## Start

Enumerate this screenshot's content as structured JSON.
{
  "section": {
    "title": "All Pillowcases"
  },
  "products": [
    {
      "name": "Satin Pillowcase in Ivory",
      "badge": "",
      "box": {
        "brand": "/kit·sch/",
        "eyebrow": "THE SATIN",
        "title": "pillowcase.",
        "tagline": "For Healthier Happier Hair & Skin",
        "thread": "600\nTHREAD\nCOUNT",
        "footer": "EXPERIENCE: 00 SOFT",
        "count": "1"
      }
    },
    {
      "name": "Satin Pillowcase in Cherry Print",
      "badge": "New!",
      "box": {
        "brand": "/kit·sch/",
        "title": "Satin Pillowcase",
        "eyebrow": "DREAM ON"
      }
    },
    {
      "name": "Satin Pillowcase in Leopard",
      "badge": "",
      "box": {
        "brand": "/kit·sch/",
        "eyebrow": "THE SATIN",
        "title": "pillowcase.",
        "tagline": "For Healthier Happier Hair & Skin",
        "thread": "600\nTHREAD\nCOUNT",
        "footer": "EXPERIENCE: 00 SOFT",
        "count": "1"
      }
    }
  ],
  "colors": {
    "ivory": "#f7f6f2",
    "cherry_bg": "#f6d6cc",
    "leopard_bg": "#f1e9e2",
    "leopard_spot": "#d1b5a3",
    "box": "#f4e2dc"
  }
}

## End
## Start

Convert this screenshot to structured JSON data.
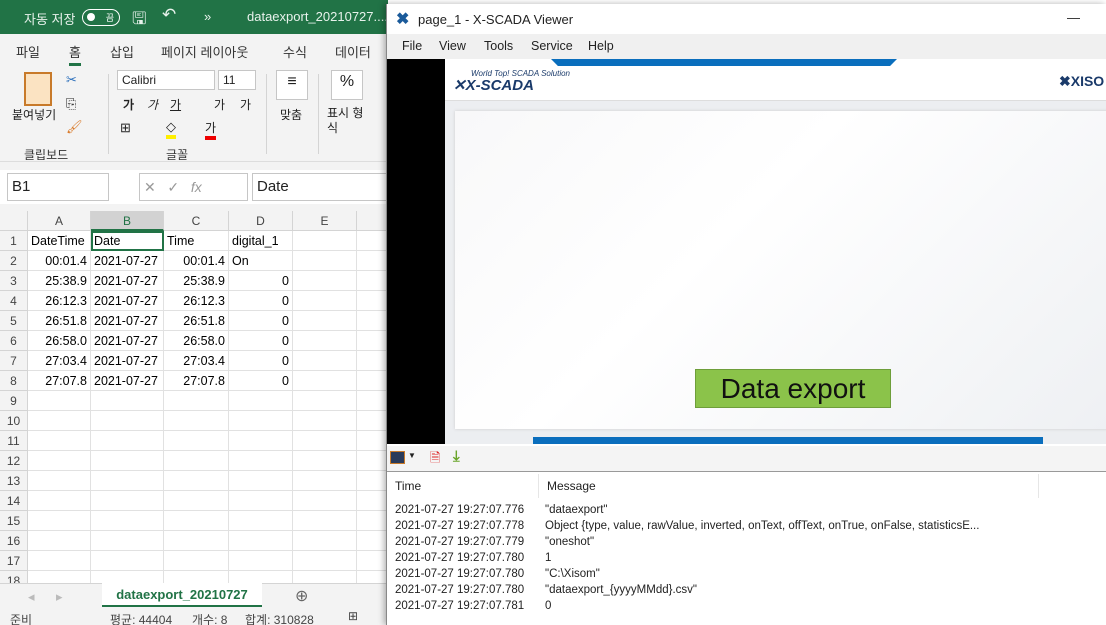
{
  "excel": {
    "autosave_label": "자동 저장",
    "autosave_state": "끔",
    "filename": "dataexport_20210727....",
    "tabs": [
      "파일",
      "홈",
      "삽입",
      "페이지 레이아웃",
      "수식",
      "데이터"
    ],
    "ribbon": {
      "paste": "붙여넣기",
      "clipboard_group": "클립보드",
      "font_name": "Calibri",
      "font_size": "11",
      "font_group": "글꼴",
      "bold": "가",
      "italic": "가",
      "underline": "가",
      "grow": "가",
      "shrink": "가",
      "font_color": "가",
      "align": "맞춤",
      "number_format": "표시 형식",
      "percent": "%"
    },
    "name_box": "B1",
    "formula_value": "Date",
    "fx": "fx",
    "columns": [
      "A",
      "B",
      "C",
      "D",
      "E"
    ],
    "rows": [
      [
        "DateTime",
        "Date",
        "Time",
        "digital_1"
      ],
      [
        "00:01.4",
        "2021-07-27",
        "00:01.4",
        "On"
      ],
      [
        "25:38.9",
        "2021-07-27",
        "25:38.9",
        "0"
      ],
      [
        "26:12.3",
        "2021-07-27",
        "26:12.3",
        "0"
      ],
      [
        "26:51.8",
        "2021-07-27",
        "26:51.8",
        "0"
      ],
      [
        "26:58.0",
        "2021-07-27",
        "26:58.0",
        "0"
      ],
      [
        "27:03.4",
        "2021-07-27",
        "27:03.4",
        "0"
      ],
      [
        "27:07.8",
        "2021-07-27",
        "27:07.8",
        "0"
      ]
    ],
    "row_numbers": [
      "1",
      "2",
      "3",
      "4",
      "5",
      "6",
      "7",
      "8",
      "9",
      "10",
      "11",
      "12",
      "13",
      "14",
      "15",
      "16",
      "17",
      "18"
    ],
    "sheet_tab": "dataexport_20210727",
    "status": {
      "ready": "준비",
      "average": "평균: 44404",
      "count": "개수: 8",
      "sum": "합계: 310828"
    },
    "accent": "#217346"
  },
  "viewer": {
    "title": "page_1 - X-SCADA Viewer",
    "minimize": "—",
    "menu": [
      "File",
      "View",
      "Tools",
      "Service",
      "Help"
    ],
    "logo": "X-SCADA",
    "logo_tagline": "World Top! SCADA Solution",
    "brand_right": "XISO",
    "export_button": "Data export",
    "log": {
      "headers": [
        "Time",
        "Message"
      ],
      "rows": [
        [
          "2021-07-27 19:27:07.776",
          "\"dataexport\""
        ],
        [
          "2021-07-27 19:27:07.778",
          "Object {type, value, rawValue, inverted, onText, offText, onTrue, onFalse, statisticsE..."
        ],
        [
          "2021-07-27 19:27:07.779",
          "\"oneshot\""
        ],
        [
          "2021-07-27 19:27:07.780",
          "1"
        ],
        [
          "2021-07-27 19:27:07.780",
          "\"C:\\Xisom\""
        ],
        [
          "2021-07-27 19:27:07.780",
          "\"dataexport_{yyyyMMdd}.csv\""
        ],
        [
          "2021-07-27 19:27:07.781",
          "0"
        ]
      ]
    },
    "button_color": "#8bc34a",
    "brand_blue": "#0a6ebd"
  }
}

## End

TASK TO CARRY OUT » Using the listing above, list every line in which the string "title" occurs.

SOLUTION BELOW »
    "title": "All Pillowcases"
        "title": "pillowcase.",
        "title": "Satin Pillowcase",
        "title": "pillowcase.",
    "title": "page_1 - X-SCADA Viewer",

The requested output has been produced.